## EXCERPTED PASSAGE
########################################

A growing number of circRNAs have to date been identified using bioinformatics analysis and high‐throughput sequencing. In addition, circRNAs have also been reported to be a type of promising biomarker.27 Currently, circRNAs have attracted more attention as they have been reported to alter the aggressive phenotypes of different human cancers.28, 29, 30 For example, circ_ciRS‐7‐a facilitated cell‐cycle, and might be a promising biomarker in colorectal cancer.28 However, the role of circRNAs in BC still requires further investigation.

In this study, we focused on a novel identified circRNA, circ_0007255, in carcinogenesis of BC. Circ_0007255, derived from chrX: 69549254‐69553539, was upregulated in BC tissues and cell lines. Next, the characteristic of circ_0007255 was determined and we found that circ_0007255 with closed‐loop structure, was primarily located in the cytoplasm and resisted the degradation of RNase R. A previous study showed that circ_0007255 acted as the main monitor to modulate the progression of BC.15 We then analyzed the function role of circ_0007255 in BC and aimed to explore the molecular mechanism of circ_0007255 in BC. In our study, high expression of circ_0007255 was observed in BC serum, tissues, and cell lines compared with the matched controls, suggesting that circ_0007255 might be an oncogenic regulator in BC. To confirm this hypothesis, si‐circ_0007255 and its scramble were designed and constructed. We then found that cell growth and metastasis were significantly inhibited by circ_0007255 deletion in BC cells, as shown by the repression of oxygen consumption, colony formation, cell migration, and invasion. Similarly, the deficiency of circ_0007255 led to the repression of the tumor growth in vivo.

########################################

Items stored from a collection
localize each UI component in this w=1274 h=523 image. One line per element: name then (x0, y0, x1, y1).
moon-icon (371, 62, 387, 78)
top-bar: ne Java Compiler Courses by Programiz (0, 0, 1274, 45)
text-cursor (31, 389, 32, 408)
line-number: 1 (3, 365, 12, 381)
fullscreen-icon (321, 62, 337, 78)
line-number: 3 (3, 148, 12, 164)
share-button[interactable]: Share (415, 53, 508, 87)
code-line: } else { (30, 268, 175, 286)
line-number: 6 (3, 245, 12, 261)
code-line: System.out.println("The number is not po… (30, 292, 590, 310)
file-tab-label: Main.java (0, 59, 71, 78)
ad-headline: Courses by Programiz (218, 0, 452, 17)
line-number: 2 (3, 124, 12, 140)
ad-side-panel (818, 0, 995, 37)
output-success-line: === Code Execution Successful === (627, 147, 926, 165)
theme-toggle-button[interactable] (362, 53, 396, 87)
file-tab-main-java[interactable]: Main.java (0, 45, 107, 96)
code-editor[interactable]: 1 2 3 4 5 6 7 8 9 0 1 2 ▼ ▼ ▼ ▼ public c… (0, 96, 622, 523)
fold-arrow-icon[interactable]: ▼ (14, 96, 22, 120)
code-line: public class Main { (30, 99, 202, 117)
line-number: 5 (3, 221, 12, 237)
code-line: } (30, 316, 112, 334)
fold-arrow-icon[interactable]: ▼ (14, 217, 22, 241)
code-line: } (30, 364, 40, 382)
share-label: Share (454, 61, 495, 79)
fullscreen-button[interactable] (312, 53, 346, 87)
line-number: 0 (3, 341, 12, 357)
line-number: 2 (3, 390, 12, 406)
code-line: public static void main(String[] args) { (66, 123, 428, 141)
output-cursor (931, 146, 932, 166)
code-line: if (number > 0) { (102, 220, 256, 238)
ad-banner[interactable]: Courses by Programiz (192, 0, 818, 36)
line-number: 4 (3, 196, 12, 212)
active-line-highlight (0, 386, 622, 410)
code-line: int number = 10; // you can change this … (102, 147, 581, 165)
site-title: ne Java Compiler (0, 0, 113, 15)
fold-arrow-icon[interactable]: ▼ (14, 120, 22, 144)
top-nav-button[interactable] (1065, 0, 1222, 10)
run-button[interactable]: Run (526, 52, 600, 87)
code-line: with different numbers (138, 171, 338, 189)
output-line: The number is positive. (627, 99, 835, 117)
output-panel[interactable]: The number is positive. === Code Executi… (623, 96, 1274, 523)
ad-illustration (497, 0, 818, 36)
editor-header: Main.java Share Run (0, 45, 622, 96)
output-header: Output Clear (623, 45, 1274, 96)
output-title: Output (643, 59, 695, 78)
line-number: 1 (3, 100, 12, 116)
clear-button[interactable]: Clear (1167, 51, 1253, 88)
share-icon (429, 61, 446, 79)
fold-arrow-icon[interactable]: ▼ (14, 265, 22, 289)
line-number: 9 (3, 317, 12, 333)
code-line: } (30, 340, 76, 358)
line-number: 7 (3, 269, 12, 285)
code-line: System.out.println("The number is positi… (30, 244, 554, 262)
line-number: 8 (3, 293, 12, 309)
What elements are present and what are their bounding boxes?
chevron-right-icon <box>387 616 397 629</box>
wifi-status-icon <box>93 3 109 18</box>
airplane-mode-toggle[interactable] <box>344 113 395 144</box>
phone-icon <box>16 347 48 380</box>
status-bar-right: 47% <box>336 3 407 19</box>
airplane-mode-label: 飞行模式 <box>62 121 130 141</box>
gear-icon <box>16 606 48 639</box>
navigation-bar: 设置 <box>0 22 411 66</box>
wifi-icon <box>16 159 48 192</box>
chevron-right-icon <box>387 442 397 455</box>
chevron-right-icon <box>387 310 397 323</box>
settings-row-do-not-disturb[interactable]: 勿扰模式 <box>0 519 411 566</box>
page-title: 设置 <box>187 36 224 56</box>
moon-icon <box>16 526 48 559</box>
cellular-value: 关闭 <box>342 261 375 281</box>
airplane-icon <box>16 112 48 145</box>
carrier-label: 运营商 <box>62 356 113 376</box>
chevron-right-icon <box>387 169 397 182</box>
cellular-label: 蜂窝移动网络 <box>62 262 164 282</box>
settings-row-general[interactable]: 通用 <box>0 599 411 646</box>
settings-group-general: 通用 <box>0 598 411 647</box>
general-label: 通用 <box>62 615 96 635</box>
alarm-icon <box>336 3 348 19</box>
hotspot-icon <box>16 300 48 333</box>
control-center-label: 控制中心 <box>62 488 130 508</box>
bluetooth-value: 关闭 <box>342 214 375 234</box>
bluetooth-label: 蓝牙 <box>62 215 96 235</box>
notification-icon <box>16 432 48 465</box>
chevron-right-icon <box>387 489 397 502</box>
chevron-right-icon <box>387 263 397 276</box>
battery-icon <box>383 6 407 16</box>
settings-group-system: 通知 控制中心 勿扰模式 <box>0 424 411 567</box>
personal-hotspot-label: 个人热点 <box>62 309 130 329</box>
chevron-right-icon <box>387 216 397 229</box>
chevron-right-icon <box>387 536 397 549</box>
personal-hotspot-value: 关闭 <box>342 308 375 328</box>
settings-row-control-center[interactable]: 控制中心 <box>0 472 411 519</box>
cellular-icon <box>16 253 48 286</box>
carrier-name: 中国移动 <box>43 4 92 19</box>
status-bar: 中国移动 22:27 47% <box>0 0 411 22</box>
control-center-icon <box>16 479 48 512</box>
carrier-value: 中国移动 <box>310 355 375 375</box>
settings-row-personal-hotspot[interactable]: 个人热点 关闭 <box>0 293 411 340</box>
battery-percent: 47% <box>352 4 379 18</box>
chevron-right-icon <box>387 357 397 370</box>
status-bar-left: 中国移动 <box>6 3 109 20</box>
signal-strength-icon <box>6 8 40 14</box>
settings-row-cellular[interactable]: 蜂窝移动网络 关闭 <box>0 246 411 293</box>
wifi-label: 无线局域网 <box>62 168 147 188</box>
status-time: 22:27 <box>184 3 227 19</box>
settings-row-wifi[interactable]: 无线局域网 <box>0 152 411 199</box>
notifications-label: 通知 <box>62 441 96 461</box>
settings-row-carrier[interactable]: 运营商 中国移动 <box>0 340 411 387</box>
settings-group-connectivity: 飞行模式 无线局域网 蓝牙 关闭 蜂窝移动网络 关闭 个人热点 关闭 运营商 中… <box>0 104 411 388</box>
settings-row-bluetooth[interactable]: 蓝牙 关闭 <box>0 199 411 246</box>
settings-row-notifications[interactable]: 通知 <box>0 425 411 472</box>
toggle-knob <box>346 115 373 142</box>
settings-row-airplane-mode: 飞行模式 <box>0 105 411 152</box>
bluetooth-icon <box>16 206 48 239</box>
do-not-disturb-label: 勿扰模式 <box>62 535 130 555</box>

########################################

## THE TASK
Summarize the passage on circ_0007255 in two sentences. This listing comes from a different source than the passage.

## RESPONSE TO THIS TASK
CircRNAs, increasingly identified through bioinformatics analysis and high-throughput sequencing, have been reported as promising biomarkers and as altering aggressive phenotypes of human cancers, though their role in BC still requires further investigation. This study found circ_0007255 upregulated in BC and located mainly in the cytoplasm, and its deletion significantly inhibited BC cell growth and metastasis as well as tumor growth in vivo.